Below are some records; retype all of them exactly.

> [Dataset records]
────────────────────
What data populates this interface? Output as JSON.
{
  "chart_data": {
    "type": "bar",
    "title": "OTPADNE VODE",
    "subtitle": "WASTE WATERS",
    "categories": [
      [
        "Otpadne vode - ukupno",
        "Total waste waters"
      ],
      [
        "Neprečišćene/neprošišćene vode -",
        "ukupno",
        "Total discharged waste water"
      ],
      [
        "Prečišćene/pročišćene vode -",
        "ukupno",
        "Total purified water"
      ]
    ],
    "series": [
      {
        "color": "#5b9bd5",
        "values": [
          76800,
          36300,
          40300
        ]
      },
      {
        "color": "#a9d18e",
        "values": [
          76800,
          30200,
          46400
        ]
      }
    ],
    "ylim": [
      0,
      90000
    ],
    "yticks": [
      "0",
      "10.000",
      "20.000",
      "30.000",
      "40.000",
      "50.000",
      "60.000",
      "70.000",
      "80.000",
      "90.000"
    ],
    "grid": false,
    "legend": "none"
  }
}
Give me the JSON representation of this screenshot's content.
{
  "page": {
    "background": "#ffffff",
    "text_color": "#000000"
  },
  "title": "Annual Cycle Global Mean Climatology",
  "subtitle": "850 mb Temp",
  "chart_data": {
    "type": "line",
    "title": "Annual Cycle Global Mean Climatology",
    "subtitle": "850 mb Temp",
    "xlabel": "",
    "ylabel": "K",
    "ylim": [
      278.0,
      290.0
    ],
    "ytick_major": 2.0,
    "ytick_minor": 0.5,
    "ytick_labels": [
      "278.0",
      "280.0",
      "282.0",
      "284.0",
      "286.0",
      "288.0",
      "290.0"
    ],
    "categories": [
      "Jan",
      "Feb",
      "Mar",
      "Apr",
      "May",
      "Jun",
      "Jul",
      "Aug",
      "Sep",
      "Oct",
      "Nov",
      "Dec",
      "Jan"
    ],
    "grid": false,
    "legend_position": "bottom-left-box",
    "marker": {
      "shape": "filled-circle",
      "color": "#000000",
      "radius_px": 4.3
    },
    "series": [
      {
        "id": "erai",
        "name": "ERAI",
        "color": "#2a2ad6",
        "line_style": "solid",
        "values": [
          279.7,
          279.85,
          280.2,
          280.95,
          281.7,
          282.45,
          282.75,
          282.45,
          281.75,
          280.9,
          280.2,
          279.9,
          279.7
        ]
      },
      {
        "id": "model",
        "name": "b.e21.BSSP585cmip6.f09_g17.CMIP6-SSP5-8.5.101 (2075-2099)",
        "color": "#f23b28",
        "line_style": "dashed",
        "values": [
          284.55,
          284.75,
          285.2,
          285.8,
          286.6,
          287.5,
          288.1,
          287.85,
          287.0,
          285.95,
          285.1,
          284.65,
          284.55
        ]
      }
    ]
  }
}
────────────────────
> [SOLUTION TO THE PROBLEM]
What data populates this interface? Output as JSON.
{
  "chart_data": {
    "type": "bar",
    "title": "OTPADNE VODE",
    "subtitle": "WASTE WATERS",
    "categories": [
      [
        "Otpadne vode - ukupno",
        "Total waste waters"
      ],
      [
        "Neprečišćene/neprošišćene vode -",
        "ukupno",
        "Total discharged waste water"
      ],
      [
        "Prečišćene/pročišćene vode -",
        "ukupno",
        "Total purified water"
      ]
    ],
    "series": [
      {
        "color": "#5b9bd5",
        "values": [
          76800,
          36300,
          40300
        ]
      },
      {
        "color": "#a9d18e",
        "values": [
          76800,
          30200,
          46400
        ]
      }
    ],
    "ylim": [
      0,
      90000
    ],
    "yticks": [
      "0",
      "10.000",
      "20.000",
      "30.000",
      "40.000",
      "50.000",
      "60.000",
      "70.000",
      "80.000",
      "90.000"
    ],
    "grid": false,
    "legend": "none"
  }
}
Give me the JSON representation of this screenshot's content.
{
  "page": {
    "background": "#ffffff",
    "text_color": "#000000"
  },
  "title": "Annual Cycle Global Mean Climatology",
  "subtitle": "850 mb Temp",
  "chart_data": {
    "type": "line",
    "title": "Annual Cycle Global Mean Climatology",
    "subtitle": "850 mb Temp",
    "xlabel": "",
    "ylabel": "K",
    "ylim": [
      278.0,
      290.0
    ],
    "ytick_major": 2.0,
    "ytick_minor": 0.5,
    "ytick_labels": [
      "278.0",
      "280.0",
      "282.0",
      "284.0",
      "286.0",
      "288.0",
      "290.0"
    ],
    "categories": [
      "Jan",
      "Feb",
      "Mar",
      "Apr",
      "May",
      "Jun",
      "Jul",
      "Aug",
      "Sep",
      "Oct",
      "Nov",
      "Dec",
      "Jan"
    ],
    "grid": false,
    "legend_position": "bottom-left-box",
    "marker": {
      "shape": "filled-circle",
      "color": "#000000",
      "radius_px": 4.3
    },
    "series": [
      {
        "id": "erai",
        "name": "ERAI",
        "color": "#2a2ad6",
        "line_style": "solid",
        "values": [
          279.7,
          279.85,
          280.2,
          280.95,
          281.7,
          282.45,
          282.75,
          282.45,
          281.75,
          280.9,
          280.2,
          279.9,
          279.7
        ]
      },
      {
        "id": "model",
        "name": "b.e21.BSSP585cmip6.f09_g17.CMIP6-SSP5-8.5.101 (2075-2099)",
        "color": "#f23b28",
        "line_style": "dashed",
        "values": [
          284.55,
          284.75,
          285.2,
          285.8,
          286.6,
          287.5,
          288.1,
          287.85,
          287.0,
          285.95,
          285.1,
          284.65,
          284.55
        ]
      }
    ]
  }
}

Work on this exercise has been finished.